Given request: Here are some records. Copy each one exactly.

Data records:
..........
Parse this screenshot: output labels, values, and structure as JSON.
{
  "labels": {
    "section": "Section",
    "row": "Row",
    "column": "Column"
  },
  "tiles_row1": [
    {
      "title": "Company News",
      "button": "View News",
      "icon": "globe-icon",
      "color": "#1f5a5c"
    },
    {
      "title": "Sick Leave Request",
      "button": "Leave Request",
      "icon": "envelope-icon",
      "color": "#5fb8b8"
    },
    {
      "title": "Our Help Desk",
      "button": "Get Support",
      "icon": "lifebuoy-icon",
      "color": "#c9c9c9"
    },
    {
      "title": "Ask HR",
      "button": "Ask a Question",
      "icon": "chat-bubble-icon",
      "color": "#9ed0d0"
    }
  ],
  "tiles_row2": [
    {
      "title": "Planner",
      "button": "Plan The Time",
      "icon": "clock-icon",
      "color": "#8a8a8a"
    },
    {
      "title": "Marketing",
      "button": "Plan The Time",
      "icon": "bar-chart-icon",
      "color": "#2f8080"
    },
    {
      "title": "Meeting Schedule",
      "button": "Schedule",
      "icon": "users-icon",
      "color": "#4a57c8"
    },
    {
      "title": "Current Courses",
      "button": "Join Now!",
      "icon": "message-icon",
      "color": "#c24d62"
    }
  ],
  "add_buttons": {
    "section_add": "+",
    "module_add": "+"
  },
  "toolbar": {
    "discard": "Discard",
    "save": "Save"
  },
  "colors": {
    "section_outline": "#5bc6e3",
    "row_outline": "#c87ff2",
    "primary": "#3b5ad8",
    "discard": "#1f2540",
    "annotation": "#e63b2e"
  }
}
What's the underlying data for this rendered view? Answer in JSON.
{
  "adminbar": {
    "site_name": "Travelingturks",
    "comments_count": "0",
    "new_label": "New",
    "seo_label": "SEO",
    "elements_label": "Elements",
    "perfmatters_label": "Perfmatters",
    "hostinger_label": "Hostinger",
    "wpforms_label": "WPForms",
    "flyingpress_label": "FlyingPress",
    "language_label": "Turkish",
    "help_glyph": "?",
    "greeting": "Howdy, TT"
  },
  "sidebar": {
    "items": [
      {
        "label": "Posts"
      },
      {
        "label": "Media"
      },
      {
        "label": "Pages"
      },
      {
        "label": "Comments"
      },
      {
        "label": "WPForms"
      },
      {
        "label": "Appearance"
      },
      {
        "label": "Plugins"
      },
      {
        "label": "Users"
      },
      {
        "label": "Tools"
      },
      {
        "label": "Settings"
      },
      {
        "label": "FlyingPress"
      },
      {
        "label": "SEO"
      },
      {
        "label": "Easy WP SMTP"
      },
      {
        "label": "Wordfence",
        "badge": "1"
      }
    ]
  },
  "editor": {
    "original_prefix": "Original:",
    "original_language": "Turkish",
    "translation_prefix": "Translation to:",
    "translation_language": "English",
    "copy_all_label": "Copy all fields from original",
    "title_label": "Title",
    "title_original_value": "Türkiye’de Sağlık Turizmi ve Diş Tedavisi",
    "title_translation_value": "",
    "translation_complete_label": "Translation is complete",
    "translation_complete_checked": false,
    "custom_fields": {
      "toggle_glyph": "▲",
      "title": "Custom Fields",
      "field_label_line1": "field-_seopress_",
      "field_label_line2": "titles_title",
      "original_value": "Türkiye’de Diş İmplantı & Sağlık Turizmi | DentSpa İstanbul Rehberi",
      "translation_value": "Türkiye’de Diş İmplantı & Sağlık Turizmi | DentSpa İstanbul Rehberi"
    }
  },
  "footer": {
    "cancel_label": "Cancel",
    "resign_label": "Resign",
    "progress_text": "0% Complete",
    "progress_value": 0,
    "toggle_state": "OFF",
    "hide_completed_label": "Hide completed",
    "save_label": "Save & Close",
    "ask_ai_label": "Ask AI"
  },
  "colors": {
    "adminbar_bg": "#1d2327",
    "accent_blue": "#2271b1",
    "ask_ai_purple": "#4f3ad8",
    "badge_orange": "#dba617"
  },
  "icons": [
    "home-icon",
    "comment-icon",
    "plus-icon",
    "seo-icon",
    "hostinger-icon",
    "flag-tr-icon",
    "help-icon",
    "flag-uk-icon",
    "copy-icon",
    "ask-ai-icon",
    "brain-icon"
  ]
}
..........
Solution for this task:
Parse this screenshot: output labels, values, and structure as JSON.
{
  "labels": {
    "section": "Section",
    "row": "Row",
    "column": "Column"
  },
  "tiles_row1": [
    {
      "title": "Company News",
      "button": "View News",
      "icon": "globe-icon",
      "color": "#1f5a5c"
    },
    {
      "title": "Sick Leave Request",
      "button": "Leave Request",
      "icon": "envelope-icon",
      "color": "#5fb8b8"
    },
    {
      "title": "Our Help Desk",
      "button": "Get Support",
      "icon": "lifebuoy-icon",
      "color": "#c9c9c9"
    },
    {
      "title": "Ask HR",
      "button": "Ask a Question",
      "icon": "chat-bubble-icon",
      "color": "#9ed0d0"
    }
  ],
  "tiles_row2": [
    {
      "title": "Planner",
      "button": "Plan The Time",
      "icon": "clock-icon",
      "color": "#8a8a8a"
    },
    {
      "title": "Marketing",
      "button": "Plan The Time",
      "icon": "bar-chart-icon",
      "color": "#2f8080"
    },
    {
      "title": "Meeting Schedule",
      "button": "Schedule",
      "icon": "users-icon",
      "color": "#4a57c8"
    },
    {
      "title": "Current Courses",
      "button": "Join Now!",
      "icon": "message-icon",
      "color": "#c24d62"
    }
  ],
  "add_buttons": {
    "section_add": "+",
    "module_add": "+"
  },
  "toolbar": {
    "discard": "Discard",
    "save": "Save"
  },
  "colors": {
    "section_outline": "#5bc6e3",
    "row_outline": "#c87ff2",
    "primary": "#3b5ad8",
    "discard": "#1f2540",
    "annotation": "#e63b2e"
  }
}
What's the underlying data for this rendered view? Answer in JSON.
{
  "adminbar": {
    "site_name": "Travelingturks",
    "comments_count": "0",
    "new_label": "New",
    "seo_label": "SEO",
    "elements_label": "Elements",
    "perfmatters_label": "Perfmatters",
    "hostinger_label": "Hostinger",
    "wpforms_label": "WPForms",
    "flyingpress_label": "FlyingPress",
    "language_label": "Turkish",
    "help_glyph": "?",
    "greeting": "Howdy, TT"
  },
  "sidebar": {
    "items": [
      {
        "label": "Posts"
      },
      {
        "label": "Media"
      },
      {
        "label": "Pages"
      },
      {
        "label": "Comments"
      },
      {
        "label": "WPForms"
      },
      {
        "label": "Appearance"
      },
      {
        "label": "Plugins"
      },
      {
        "label": "Users"
      },
      {
        "label": "Tools"
      },
      {
        "label": "Settings"
      },
      {
        "label": "FlyingPress"
      },
      {
        "label": "SEO"
      },
      {
        "label": "Easy WP SMTP"
      },
      {
        "label": "Wordfence",
        "badge": "1"
      }
    ]
  },
  "editor": {
    "original_prefix": "Original:",
    "original_language": "Turkish",
    "translation_prefix": "Translation to:",
    "translation_language": "English",
    "copy_all_label": "Copy all fields from original",
    "title_label": "Title",
    "title_original_value": "Türkiye’de Sağlık Turizmi ve Diş Tedavisi",
    "title_translation_value": "",
    "translation_complete_label": "Translation is complete",
    "translation_complete_checked": false,
    "custom_fields": {
      "toggle_glyph": "▲",
      "title": "Custom Fields",
      "field_label_line1": "field-_seopress_",
      "field_label_line2": "titles_title",
      "original_value": "Türkiye’de Diş İmplantı & Sağlık Turizmi | DentSpa İstanbul Rehberi",
      "translation_value": "Türkiye’de Diş İmplantı & Sağlık Turizmi | DentSpa İstanbul Rehberi"
    }
  },
  "footer": {
    "cancel_label": "Cancel",
    "resign_label": "Resign",
    "progress_text": "0% Complete",
    "progress_value": 0,
    "toggle_state": "OFF",
    "hide_completed_label": "Hide completed",
    "save_label": "Save & Close",
    "ask_ai_label": "Ask AI"
  },
  "colors": {
    "adminbar_bg": "#1d2327",
    "accent_blue": "#2271b1",
    "ask_ai_purple": "#4f3ad8",
    "badge_orange": "#dba617"
  },
  "icons": [
    "home-icon",
    "comment-icon",
    "plus-icon",
    "seo-icon",
    "hostinger-icon",
    "flag-tr-icon",
    "help-icon",
    "flag-uk-icon",
    "copy-icon",
    "ask-ai-icon",
    "brain-icon"
  ]
}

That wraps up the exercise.